- Directions: From the listing below, pull out all lines with "JSON" in them.
--- start Data records ---
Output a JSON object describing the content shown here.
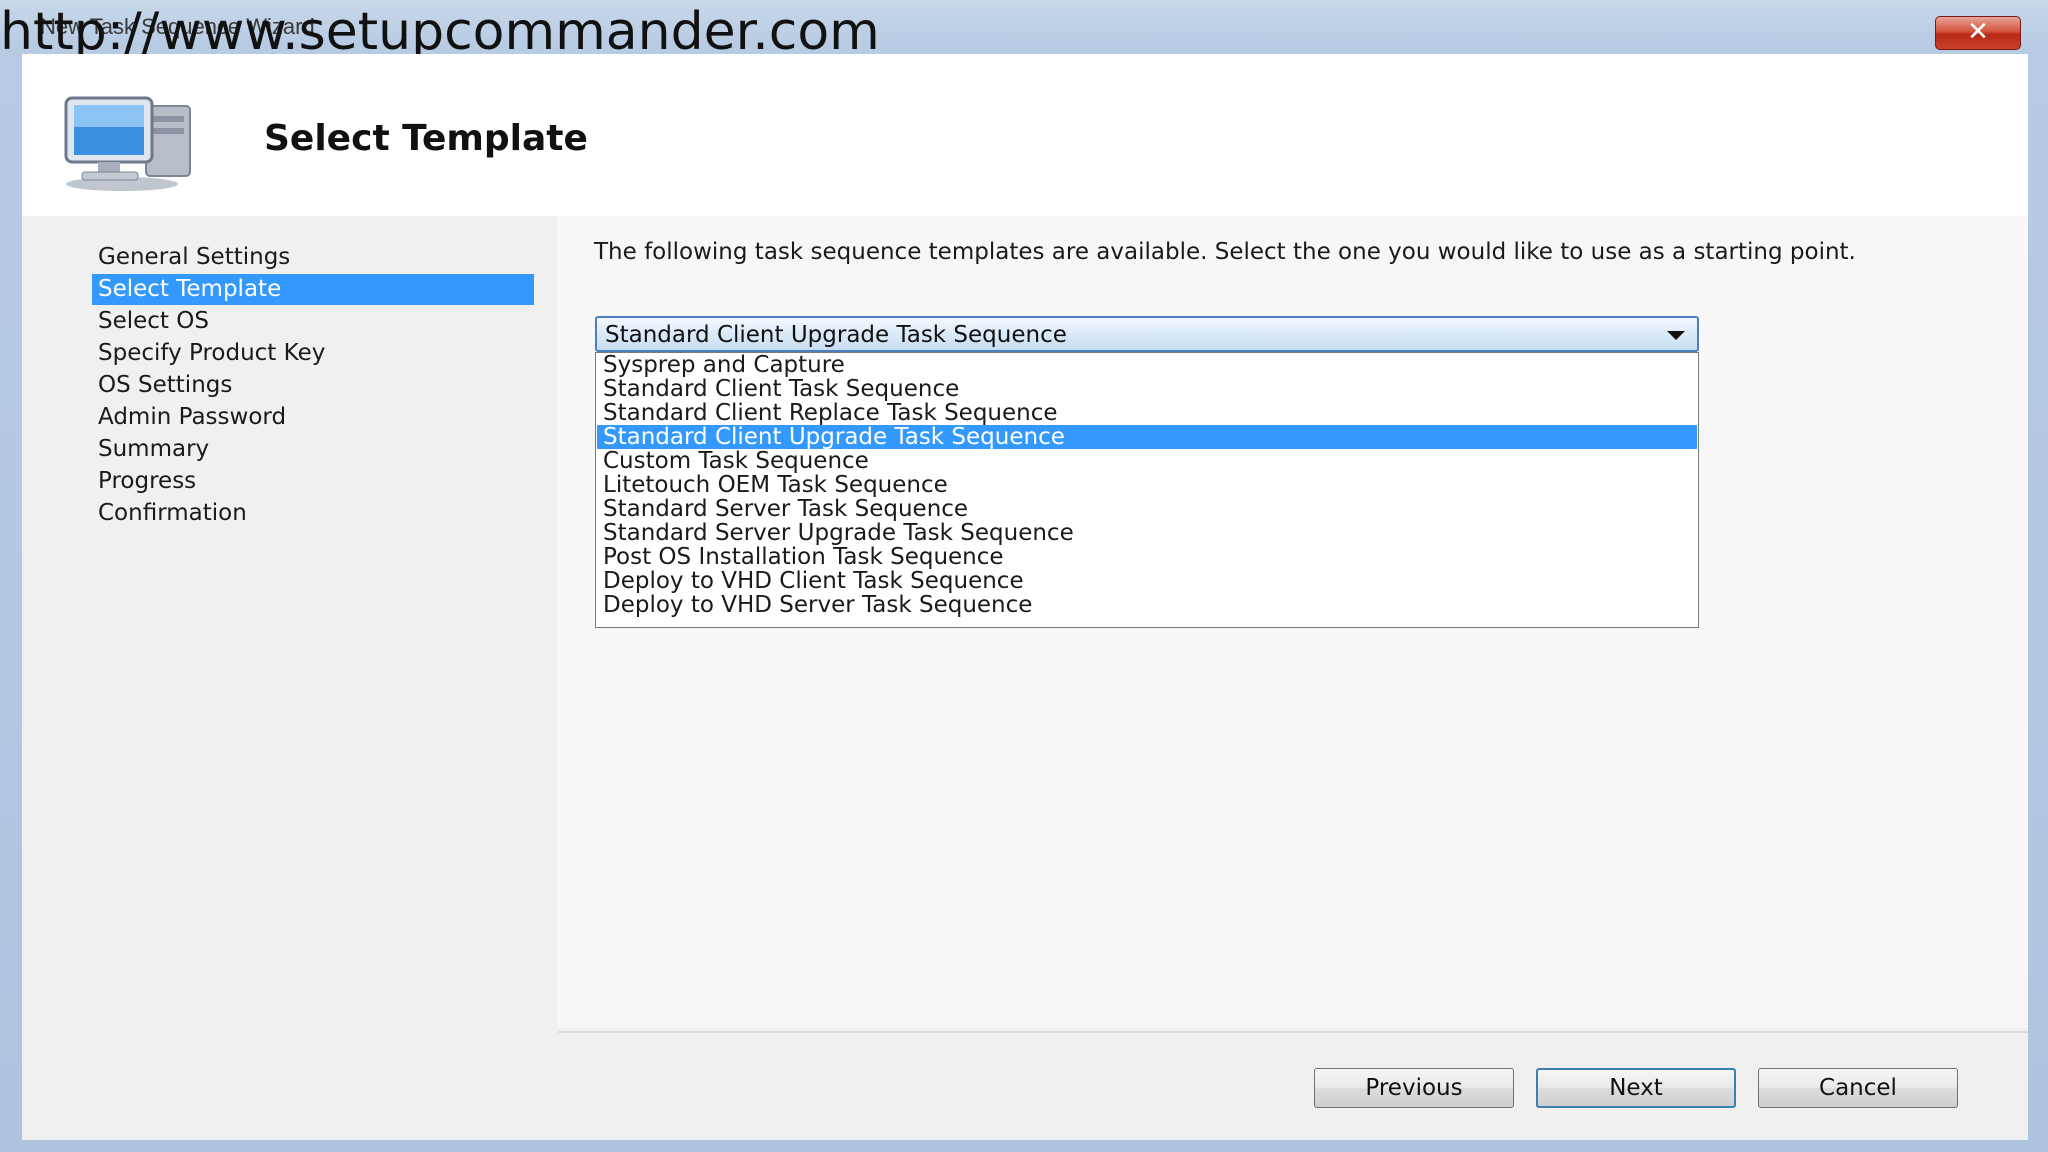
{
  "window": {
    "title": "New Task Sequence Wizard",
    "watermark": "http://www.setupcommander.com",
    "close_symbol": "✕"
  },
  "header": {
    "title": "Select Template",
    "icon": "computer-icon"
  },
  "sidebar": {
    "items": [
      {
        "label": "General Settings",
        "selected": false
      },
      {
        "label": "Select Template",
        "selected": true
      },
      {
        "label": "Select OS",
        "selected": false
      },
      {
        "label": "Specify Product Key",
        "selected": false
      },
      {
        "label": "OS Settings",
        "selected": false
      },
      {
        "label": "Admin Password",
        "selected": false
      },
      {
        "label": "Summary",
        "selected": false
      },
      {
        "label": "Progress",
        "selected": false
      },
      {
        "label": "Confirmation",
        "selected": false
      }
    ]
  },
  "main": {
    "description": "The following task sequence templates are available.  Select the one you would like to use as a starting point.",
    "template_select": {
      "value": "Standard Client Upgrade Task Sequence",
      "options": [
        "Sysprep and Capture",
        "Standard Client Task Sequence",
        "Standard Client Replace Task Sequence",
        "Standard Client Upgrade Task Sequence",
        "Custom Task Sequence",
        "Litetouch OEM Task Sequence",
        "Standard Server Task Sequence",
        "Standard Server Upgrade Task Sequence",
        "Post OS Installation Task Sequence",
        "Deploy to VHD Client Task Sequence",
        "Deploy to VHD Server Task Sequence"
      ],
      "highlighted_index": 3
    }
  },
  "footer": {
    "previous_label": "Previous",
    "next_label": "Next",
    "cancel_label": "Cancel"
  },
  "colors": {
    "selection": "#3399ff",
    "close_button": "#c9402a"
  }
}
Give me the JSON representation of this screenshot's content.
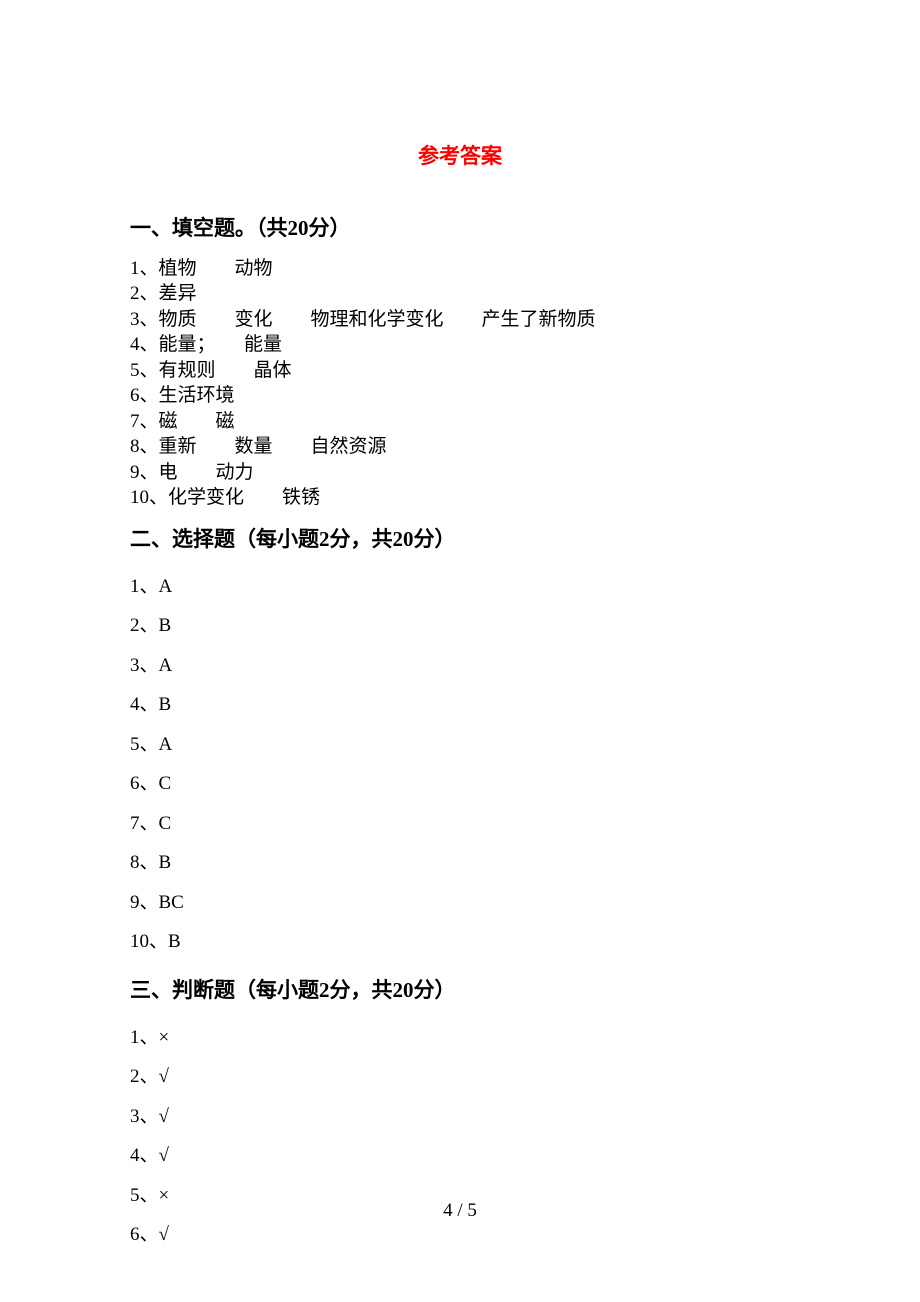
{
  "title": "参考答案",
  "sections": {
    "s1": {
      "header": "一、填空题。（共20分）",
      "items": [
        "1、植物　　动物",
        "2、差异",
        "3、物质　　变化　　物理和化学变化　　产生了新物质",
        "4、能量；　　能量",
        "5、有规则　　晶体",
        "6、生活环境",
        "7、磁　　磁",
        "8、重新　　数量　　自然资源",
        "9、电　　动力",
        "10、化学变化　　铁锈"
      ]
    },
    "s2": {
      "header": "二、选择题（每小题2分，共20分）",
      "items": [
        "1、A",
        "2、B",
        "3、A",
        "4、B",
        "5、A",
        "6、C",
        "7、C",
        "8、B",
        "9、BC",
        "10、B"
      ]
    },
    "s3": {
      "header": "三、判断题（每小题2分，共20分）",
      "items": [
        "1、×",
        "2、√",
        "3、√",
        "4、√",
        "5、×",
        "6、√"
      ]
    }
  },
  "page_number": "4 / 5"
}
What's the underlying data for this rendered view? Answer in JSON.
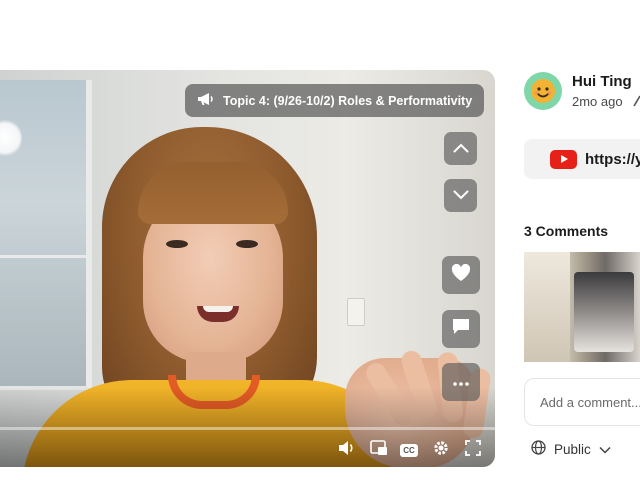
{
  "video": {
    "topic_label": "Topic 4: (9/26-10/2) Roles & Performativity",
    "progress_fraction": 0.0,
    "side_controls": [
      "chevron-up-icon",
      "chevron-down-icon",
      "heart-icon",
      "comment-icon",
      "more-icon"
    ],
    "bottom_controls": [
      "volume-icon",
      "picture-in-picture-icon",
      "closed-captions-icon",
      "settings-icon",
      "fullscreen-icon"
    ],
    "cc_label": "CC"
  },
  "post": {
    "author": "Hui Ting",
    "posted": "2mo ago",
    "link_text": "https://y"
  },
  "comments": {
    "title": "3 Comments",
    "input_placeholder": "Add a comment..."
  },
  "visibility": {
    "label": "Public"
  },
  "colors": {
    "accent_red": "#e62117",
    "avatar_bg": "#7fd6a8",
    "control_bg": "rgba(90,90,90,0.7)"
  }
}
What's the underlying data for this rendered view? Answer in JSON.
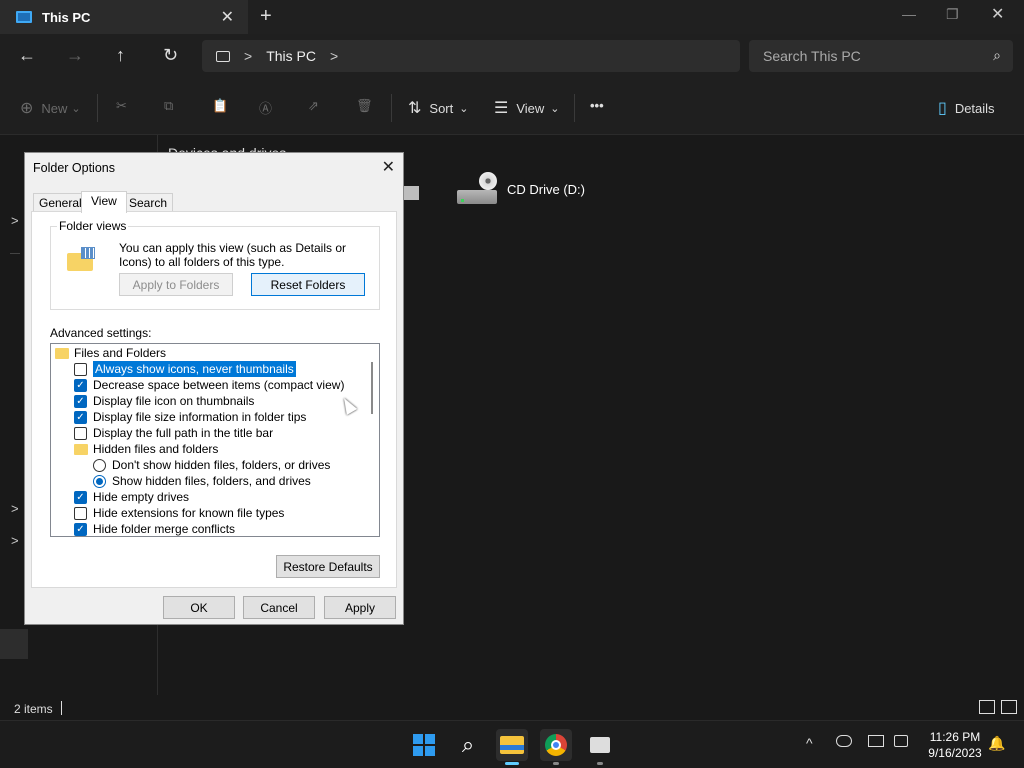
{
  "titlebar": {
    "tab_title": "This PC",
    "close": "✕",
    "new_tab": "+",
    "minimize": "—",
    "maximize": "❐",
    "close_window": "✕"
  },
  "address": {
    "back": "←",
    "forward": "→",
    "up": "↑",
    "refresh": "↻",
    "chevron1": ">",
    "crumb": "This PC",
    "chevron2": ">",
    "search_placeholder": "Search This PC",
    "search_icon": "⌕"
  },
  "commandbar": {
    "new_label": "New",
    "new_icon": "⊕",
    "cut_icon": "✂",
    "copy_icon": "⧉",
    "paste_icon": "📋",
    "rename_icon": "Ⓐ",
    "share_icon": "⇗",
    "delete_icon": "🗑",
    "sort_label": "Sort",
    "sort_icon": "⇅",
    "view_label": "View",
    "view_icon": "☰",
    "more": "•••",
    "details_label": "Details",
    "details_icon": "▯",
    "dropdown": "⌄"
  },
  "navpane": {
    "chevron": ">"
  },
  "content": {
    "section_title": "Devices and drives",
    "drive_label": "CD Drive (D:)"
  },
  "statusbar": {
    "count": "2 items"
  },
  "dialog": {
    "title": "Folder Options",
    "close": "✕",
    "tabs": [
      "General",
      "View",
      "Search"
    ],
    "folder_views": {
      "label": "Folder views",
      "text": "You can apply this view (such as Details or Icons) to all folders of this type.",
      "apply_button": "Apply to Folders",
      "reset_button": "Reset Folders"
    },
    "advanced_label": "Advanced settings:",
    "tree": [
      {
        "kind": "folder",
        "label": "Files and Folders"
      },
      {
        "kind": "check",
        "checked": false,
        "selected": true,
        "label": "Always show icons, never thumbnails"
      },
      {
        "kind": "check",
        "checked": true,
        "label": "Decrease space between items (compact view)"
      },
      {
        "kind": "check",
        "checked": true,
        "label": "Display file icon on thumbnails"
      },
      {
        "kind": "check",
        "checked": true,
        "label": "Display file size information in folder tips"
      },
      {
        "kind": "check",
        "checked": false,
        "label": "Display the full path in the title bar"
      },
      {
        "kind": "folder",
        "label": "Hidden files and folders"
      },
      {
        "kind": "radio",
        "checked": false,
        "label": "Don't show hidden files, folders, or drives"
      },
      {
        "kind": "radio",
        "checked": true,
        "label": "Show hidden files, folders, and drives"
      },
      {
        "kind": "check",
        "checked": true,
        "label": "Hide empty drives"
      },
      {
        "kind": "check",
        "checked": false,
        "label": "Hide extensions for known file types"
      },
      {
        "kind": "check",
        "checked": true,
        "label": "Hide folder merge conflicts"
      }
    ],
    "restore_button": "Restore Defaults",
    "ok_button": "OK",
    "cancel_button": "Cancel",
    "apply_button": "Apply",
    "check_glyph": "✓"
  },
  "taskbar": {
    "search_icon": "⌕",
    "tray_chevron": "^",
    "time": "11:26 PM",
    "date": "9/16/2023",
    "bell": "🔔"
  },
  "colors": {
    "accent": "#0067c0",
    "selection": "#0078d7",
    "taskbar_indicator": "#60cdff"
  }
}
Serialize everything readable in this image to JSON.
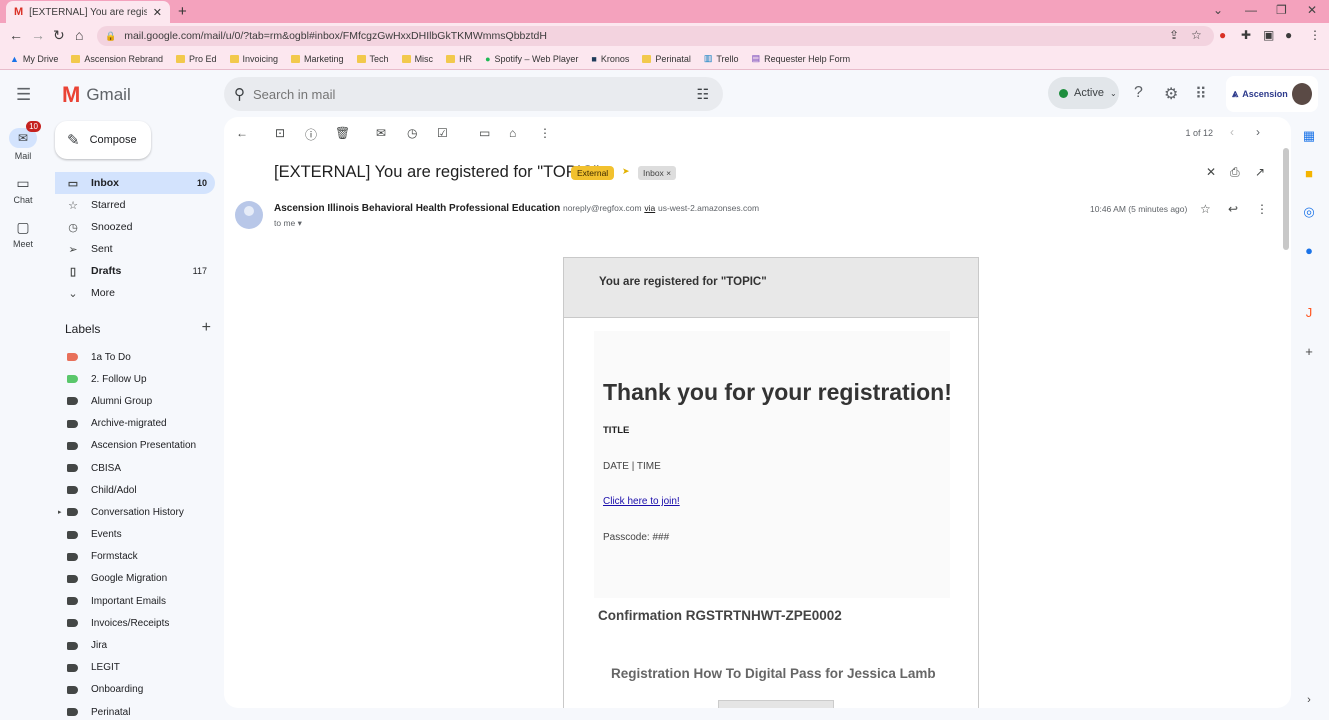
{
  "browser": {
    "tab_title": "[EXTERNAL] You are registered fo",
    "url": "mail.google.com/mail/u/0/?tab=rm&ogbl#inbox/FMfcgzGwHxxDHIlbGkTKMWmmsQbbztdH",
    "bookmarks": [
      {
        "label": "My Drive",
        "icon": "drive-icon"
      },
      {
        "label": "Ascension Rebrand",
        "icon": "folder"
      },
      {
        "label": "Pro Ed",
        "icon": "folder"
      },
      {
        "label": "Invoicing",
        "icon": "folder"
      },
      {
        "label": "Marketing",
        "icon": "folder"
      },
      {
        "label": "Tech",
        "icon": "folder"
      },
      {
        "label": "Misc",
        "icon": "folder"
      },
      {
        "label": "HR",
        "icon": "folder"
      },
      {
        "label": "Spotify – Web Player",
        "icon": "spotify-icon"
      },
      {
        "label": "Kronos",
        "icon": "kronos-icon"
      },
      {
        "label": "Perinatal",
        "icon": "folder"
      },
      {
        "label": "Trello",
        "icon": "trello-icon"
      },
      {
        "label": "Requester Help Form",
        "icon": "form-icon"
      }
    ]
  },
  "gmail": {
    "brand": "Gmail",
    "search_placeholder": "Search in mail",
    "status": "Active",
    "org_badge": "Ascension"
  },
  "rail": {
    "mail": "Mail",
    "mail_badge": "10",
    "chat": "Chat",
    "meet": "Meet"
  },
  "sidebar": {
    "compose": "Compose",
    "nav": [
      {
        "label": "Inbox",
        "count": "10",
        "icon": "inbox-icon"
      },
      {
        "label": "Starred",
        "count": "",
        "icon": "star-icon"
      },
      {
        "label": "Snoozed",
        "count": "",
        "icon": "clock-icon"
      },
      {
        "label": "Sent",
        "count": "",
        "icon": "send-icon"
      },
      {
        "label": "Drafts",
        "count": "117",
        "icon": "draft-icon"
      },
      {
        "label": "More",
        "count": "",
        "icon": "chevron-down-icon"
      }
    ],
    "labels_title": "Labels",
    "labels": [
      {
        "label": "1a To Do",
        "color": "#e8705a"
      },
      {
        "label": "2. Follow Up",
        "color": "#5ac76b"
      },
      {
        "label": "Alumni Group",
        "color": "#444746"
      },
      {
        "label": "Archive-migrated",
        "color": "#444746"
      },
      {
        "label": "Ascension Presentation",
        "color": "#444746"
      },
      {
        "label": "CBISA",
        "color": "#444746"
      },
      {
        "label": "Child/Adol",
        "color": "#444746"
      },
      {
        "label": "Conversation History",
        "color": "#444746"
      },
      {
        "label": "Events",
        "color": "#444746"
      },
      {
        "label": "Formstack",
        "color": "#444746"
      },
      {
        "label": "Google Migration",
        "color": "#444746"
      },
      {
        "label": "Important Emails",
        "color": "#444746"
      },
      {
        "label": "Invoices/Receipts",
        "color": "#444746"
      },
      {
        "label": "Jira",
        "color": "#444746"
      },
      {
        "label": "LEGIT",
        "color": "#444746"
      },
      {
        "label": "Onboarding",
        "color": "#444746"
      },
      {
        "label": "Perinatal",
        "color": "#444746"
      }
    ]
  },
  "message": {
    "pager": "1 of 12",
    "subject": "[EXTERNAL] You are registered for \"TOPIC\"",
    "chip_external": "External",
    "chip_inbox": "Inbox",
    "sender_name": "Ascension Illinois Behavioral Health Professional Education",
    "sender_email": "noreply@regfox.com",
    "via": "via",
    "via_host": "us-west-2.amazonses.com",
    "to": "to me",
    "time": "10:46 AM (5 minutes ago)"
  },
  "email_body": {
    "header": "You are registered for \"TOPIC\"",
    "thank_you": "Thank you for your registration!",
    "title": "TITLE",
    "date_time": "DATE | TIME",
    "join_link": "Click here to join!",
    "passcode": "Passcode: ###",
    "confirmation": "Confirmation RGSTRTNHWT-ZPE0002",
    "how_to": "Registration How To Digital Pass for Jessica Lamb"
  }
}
--- end Data records ---
- Task answer:
Output a JSON object describing the content shown here.
Give me the JSON representation of this screenshot's content.
What's the underlying data for this rendered view? Answer in JSON.
What's the underlying data for this rendered view? Answer in JSON.
Serialize everything readable in this image to JSON.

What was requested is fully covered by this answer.